• OBJECTIVE
Output all the data exactly. Pictures do not belong in the copy.

• GIVEN RECORDS
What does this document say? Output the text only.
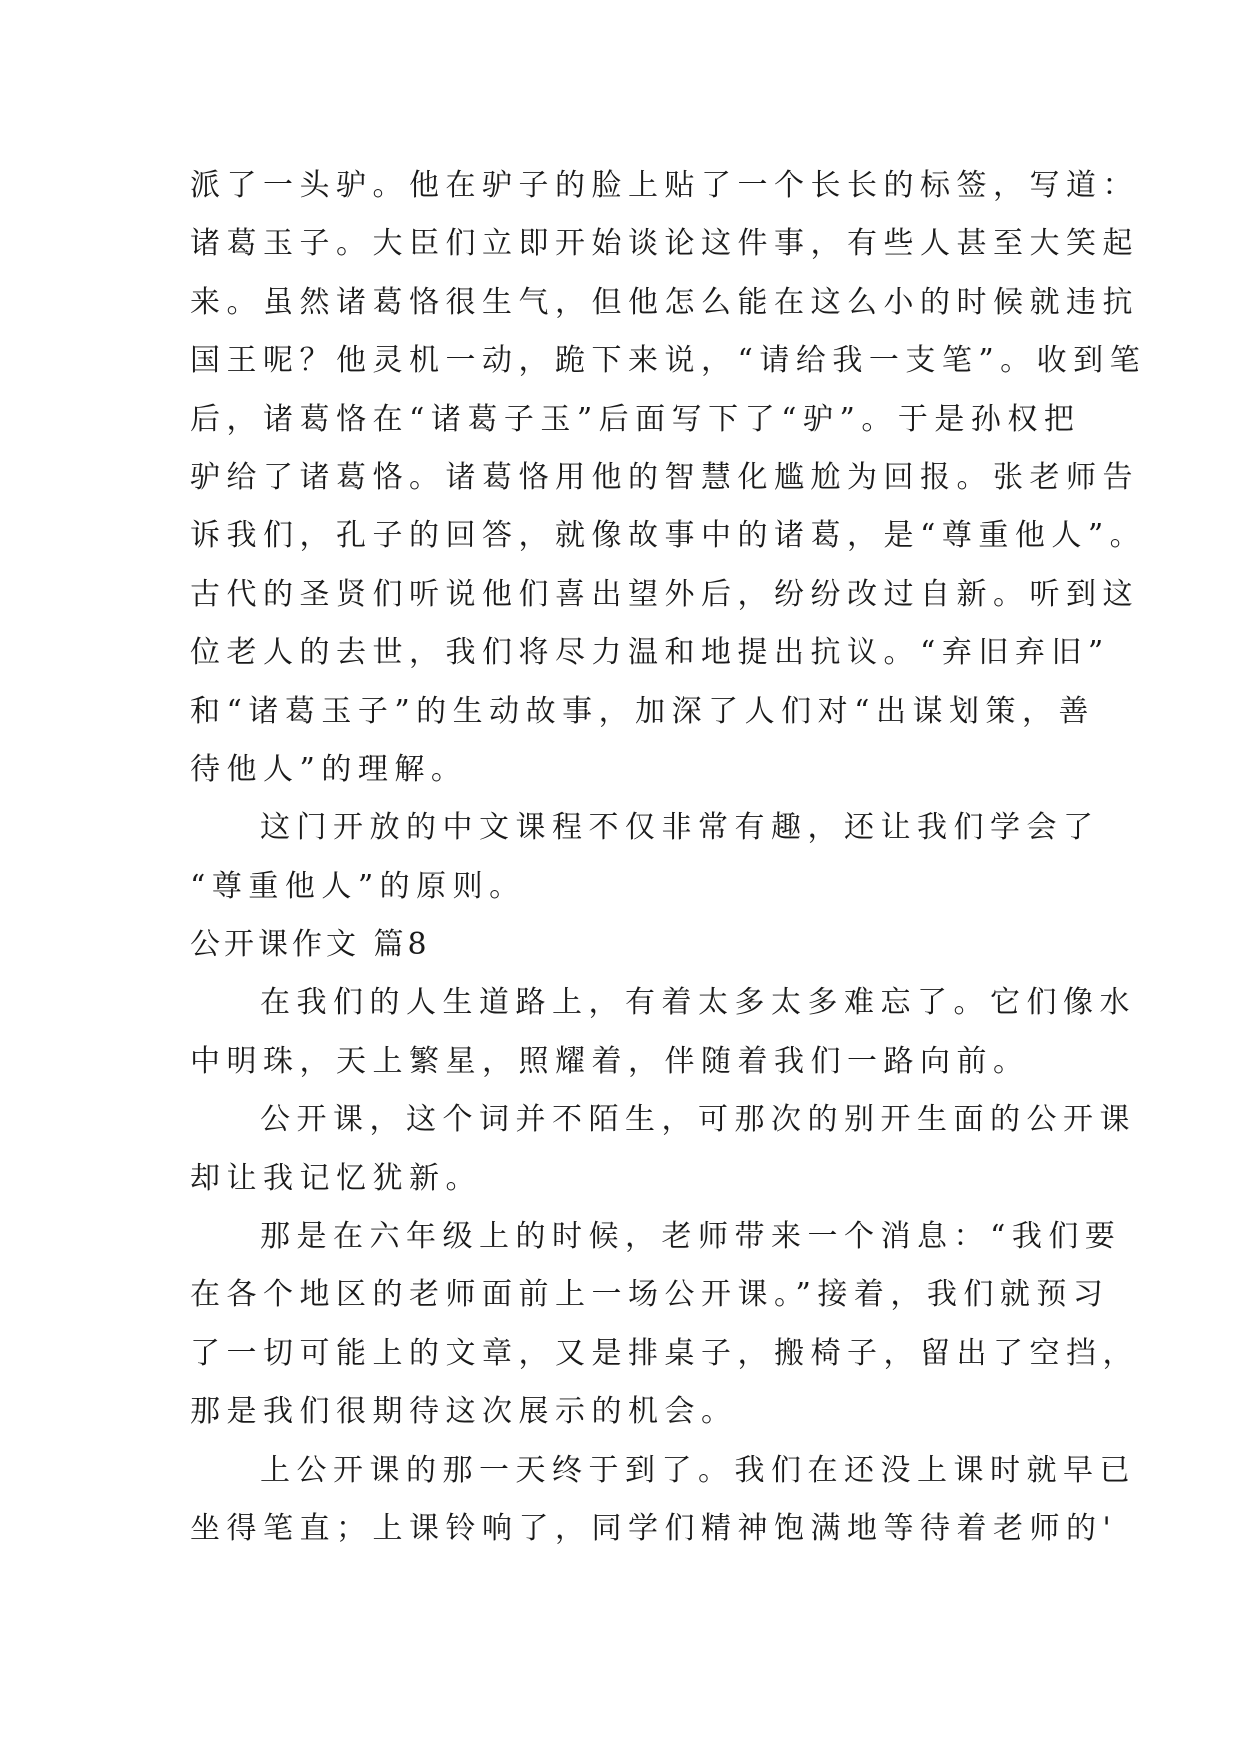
派了一头驴。他在驴子的脸上贴了一个长长的标签，写道：
诸葛玉子。大臣们立即开始谈论这件事，有些人甚至大笑起
来。虽然诸葛恪很生气，但他怎么能在这么小的时候就违抗
国王呢？他灵机一动，跪下来说，“请给我一支笔”。收到笔
后，诸葛恪在“诸葛子玉”后面写下了“驴”。于是孙权把
驴给了诸葛恪。诸葛恪用他的智慧化尴尬为回报。张老师告
诉我们，孔子的回答，就像故事中的诸葛，是“尊重他人”。
古代的圣贤们听说他们喜出望外后，纷纷改过自新。听到这
位老人的去世，我们将尽力温和地提出抗议。“弃旧弃旧”
和“诸葛玉子”的生动故事，加深了人们对“出谋划策，善
待他人”的理解。
这门开放的中文课程不仅非常有趣，还让我们学会了
“尊重他人”的原则。
公开课作文 篇8
在我们的人生道路上，有着太多太多难忘了。它们像水
中明珠，天上繁星，照耀着，伴随着我们一路向前。
公开课，这个词并不陌生，可那次的别开生面的公开课
却让我记忆犹新。
那是在六年级上的时候，老师带来一个消息：“我们要
在各个地区的老师面前上一场公开课。”接着，我们就预习
了一切可能上的文章，又是排桌子，搬椅子，留出了空挡，
那是我们很期待这次展示的机会。
上公开课的那一天终于到了。我们在还没上课时就早已
坐得笔直；上课铃响了，同学们精神饱满地等待着老师的'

• FULL SOLUTION
What does this document say? Output the text only.
派了一头驴。他在驴子的脸上贴了一个长长的标签，写道：
诸葛玉子。大臣们立即开始谈论这件事，有些人甚至大笑起
来。虽然诸葛恪很生气，但他怎么能在这么小的时候就违抗
国王呢？他灵机一动，跪下来说，“请给我一支笔”。收到笔
后，诸葛恪在“诸葛子玉”后面写下了“驴”。于是孙权把
驴给了诸葛恪。诸葛恪用他的智慧化尴尬为回报。张老师告
诉我们，孔子的回答，就像故事中的诸葛，是“尊重他人”。
古代的圣贤们听说他们喜出望外后，纷纷改过自新。听到这
位老人的去世，我们将尽力温和地提出抗议。“弃旧弃旧”
和“诸葛玉子”的生动故事，加深了人们对“出谋划策，善
待他人”的理解。
这门开放的中文课程不仅非常有趣，还让我们学会了
“尊重他人”的原则。
公开课作文 篇8
在我们的人生道路上，有着太多太多难忘了。它们像水
中明珠，天上繁星，照耀着，伴随着我们一路向前。
公开课，这个词并不陌生，可那次的别开生面的公开课
却让我记忆犹新。
那是在六年级上的时候，老师带来一个消息：“我们要
在各个地区的老师面前上一场公开课。”接着，我们就预习
了一切可能上的文章，又是排桌子，搬椅子，留出了空挡，
那是我们很期待这次展示的机会。
上公开课的那一天终于到了。我们在还没上课时就早已
坐得笔直；上课铃响了，同学们精神饱满地等待着老师的'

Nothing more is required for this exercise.